-- Information shown start --

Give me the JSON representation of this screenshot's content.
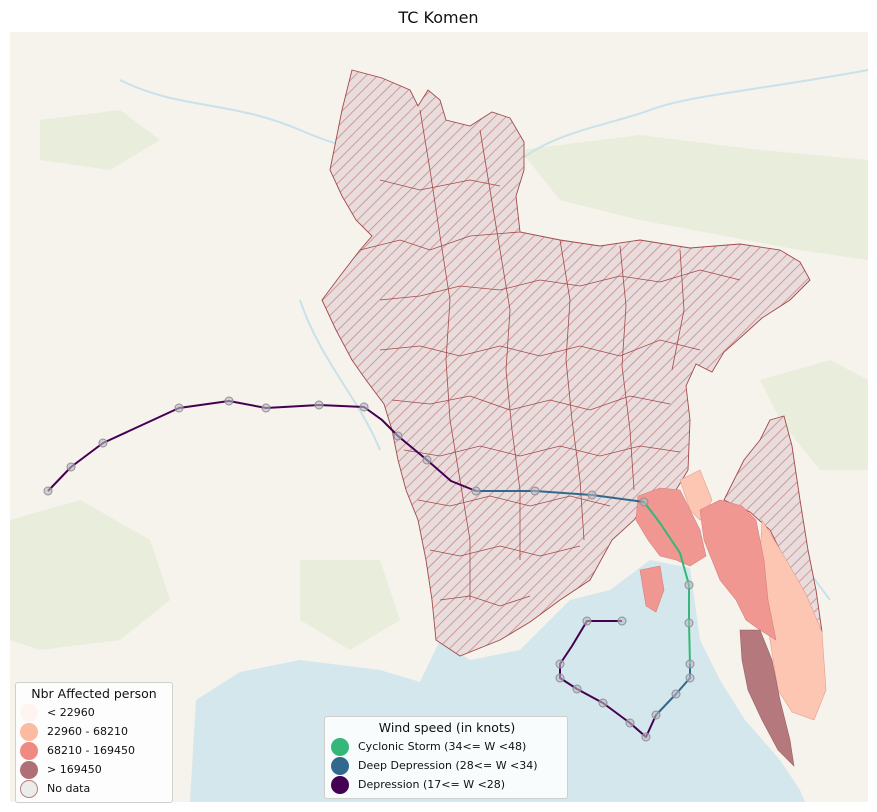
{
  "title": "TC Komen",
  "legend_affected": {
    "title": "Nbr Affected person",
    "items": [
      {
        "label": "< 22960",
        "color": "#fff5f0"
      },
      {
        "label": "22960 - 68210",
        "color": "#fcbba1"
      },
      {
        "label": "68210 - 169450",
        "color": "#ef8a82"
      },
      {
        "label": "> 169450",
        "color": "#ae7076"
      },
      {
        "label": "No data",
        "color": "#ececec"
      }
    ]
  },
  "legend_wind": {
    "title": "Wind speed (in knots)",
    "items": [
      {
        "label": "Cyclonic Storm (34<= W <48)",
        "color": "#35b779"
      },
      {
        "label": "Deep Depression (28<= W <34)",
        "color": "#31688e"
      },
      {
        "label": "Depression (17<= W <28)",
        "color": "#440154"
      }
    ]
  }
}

-- Information shown end --
-- Information shown start --

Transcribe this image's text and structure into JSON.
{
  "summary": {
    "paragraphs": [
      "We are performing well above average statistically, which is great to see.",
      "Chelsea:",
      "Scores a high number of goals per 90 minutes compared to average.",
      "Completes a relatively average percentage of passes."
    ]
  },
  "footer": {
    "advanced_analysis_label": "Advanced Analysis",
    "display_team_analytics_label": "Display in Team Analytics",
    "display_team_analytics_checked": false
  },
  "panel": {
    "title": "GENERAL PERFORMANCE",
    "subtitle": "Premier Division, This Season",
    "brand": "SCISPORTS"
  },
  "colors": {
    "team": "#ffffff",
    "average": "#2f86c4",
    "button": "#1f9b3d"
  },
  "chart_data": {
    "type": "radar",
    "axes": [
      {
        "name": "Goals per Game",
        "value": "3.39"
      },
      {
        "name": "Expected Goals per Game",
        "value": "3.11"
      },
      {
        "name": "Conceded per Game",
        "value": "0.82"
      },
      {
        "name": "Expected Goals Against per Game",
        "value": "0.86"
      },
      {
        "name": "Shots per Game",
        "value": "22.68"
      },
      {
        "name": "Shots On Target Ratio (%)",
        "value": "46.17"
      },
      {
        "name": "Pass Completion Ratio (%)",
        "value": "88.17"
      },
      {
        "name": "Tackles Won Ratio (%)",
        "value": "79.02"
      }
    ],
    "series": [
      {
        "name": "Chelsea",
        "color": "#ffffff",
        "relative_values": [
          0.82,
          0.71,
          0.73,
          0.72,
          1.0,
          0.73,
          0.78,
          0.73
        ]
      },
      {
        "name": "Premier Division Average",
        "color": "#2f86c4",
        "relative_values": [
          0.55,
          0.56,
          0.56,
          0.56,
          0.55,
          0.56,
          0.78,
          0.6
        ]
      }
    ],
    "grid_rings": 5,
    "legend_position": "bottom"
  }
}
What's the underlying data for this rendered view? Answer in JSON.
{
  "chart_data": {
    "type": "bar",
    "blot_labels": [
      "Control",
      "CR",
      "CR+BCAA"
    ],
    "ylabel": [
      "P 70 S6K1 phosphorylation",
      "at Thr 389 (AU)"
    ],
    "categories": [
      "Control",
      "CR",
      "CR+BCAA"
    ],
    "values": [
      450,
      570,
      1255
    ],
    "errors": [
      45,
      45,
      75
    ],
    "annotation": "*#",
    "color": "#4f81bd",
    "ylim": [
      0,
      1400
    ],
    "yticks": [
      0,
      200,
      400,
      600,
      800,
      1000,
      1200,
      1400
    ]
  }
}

-- Information shown end --

Problem requirements:
Return each line of the data that contains the string "Shots".

Completed exercise:
        "name": "Shots per Game",
        "name": "Shots On Target Ratio (%)",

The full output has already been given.